[TO BE DONE]
Pictures stay out of the copy; set down each line of the listing below exactly.

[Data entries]

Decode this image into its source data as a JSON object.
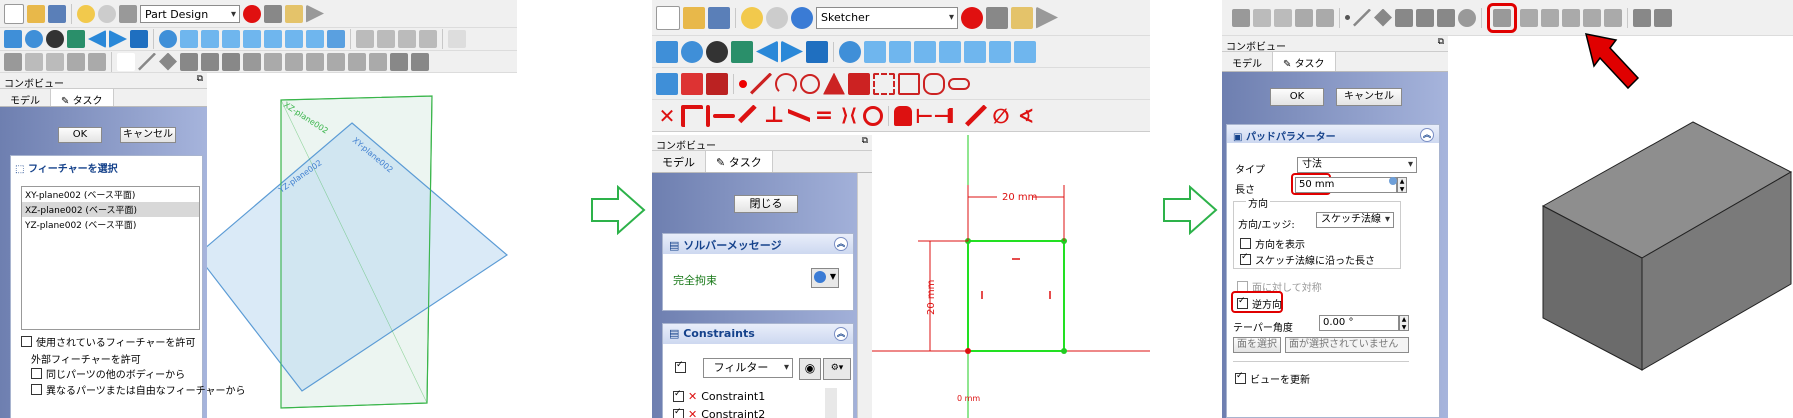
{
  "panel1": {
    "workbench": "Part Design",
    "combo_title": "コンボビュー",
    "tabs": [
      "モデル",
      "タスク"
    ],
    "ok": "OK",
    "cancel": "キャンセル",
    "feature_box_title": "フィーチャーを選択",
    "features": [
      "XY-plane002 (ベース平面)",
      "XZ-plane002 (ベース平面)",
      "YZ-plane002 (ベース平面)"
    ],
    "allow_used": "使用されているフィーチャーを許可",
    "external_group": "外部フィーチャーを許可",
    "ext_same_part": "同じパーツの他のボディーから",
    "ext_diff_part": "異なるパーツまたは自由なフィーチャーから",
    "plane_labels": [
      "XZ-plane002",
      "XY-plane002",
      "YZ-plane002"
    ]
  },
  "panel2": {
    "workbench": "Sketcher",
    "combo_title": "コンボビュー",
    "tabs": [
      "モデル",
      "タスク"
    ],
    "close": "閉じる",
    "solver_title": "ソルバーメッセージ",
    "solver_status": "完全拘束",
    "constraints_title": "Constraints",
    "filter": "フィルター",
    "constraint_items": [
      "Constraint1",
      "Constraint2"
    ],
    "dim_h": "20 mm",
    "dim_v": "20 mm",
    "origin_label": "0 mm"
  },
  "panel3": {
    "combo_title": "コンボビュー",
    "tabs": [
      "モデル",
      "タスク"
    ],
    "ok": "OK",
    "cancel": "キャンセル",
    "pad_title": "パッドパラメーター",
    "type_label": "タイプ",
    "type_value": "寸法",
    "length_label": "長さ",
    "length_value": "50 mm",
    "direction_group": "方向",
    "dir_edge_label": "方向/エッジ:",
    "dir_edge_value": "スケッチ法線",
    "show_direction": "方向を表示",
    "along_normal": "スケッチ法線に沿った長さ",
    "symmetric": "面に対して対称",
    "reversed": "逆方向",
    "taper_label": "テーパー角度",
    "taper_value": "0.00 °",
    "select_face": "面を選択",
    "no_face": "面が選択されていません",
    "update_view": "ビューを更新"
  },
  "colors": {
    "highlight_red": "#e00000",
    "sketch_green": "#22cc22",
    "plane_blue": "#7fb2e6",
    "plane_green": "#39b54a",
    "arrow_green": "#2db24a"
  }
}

[FULL SOLUTION]
Decode this image into its source data as a JSON object.
{
  "panel1": {
    "workbench": "Part Design",
    "combo_title": "コンボビュー",
    "tabs": [
      "モデル",
      "タスク"
    ],
    "ok": "OK",
    "cancel": "キャンセル",
    "feature_box_title": "フィーチャーを選択",
    "features": [
      "XY-plane002 (ベース平面)",
      "XZ-plane002 (ベース平面)",
      "YZ-plane002 (ベース平面)"
    ],
    "allow_used": "使用されているフィーチャーを許可",
    "external_group": "外部フィーチャーを許可",
    "ext_same_part": "同じパーツの他のボディーから",
    "ext_diff_part": "異なるパーツまたは自由なフィーチャーから",
    "plane_labels": [
      "XZ-plane002",
      "XY-plane002",
      "YZ-plane002"
    ]
  },
  "panel2": {
    "workbench": "Sketcher",
    "combo_title": "コンボビュー",
    "tabs": [
      "モデル",
      "タスク"
    ],
    "close": "閉じる",
    "solver_title": "ソルバーメッセージ",
    "solver_status": "完全拘束",
    "constraints_title": "Constraints",
    "filter": "フィルター",
    "constraint_items": [
      "Constraint1",
      "Constraint2"
    ],
    "dim_h": "20 mm",
    "dim_v": "20 mm",
    "origin_label": "0 mm"
  },
  "panel3": {
    "combo_title": "コンボビュー",
    "tabs": [
      "モデル",
      "タスク"
    ],
    "ok": "OK",
    "cancel": "キャンセル",
    "pad_title": "パッドパラメーター",
    "type_label": "タイプ",
    "type_value": "寸法",
    "length_label": "長さ",
    "length_value": "50 mm",
    "direction_group": "方向",
    "dir_edge_label": "方向/エッジ:",
    "dir_edge_value": "スケッチ法線",
    "show_direction": "方向を表示",
    "along_normal": "スケッチ法線に沿った長さ",
    "symmetric": "面に対して対称",
    "reversed": "逆方向",
    "taper_label": "テーパー角度",
    "taper_value": "0.00 °",
    "select_face": "面を選択",
    "no_face": "面が選択されていません",
    "update_view": "ビューを更新"
  },
  "colors": {
    "highlight_red": "#e00000",
    "sketch_green": "#22cc22",
    "plane_blue": "#7fb2e6",
    "plane_green": "#39b54a",
    "arrow_green": "#2db24a"
  }
}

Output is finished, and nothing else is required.